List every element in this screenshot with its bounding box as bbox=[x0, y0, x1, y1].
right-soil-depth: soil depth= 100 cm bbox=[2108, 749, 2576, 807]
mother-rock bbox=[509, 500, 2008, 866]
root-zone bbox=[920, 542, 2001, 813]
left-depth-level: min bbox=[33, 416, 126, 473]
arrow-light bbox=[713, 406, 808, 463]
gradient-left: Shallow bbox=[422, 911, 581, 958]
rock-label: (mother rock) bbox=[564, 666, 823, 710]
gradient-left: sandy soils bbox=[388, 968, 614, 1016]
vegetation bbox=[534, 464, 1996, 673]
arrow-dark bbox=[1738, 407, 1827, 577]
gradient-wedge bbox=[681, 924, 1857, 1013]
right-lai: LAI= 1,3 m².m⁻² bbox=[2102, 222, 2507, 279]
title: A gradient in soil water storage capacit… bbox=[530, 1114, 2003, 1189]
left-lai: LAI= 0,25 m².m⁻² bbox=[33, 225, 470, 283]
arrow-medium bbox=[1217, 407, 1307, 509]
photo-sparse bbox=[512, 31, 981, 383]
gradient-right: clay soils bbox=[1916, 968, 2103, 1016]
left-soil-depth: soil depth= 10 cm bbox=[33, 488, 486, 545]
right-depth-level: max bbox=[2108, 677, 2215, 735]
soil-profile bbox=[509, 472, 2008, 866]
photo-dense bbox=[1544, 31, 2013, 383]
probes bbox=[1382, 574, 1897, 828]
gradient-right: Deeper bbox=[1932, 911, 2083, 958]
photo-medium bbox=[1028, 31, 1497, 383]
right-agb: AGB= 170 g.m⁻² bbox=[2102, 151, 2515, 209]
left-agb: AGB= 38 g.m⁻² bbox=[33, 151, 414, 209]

==================================================

### Exercise:
Copy the material above word for word, keeping every line and its order unchanged.

### Full solution:
List every element in this screenshot with its bounding box as bbox=[x0, y0, x1, y1].
right-soil-depth: soil depth= 100 cm bbox=[2108, 749, 2576, 807]
mother-rock bbox=[509, 500, 2008, 866]
root-zone bbox=[920, 542, 2001, 813]
left-depth-level: min bbox=[33, 416, 126, 473]
arrow-light bbox=[713, 406, 808, 463]
gradient-left: Shallow bbox=[422, 911, 581, 958]
rock-label: (mother rock) bbox=[564, 666, 823, 710]
gradient-left: sandy soils bbox=[388, 968, 614, 1016]
vegetation bbox=[534, 464, 1996, 673]
arrow-dark bbox=[1738, 407, 1827, 577]
gradient-wedge bbox=[681, 924, 1857, 1013]
right-lai: LAI= 1,3 m².m⁻² bbox=[2102, 222, 2507, 279]
title: A gradient in soil water storage capacit… bbox=[530, 1114, 2003, 1189]
left-lai: LAI= 0,25 m².m⁻² bbox=[33, 225, 470, 283]
arrow-medium bbox=[1217, 407, 1307, 509]
photo-sparse bbox=[512, 31, 981, 383]
gradient-right: clay soils bbox=[1916, 968, 2103, 1016]
left-soil-depth: soil depth= 10 cm bbox=[33, 488, 486, 545]
right-depth-level: max bbox=[2108, 677, 2215, 735]
soil-profile bbox=[509, 472, 2008, 866]
photo-dense bbox=[1544, 31, 2013, 383]
probes bbox=[1382, 574, 1897, 828]
gradient-right: Deeper bbox=[1932, 911, 2083, 958]
photo-medium bbox=[1028, 31, 1497, 383]
right-agb: AGB= 170 g.m⁻² bbox=[2102, 151, 2515, 209]
left-agb: AGB= 38 g.m⁻² bbox=[33, 151, 414, 209]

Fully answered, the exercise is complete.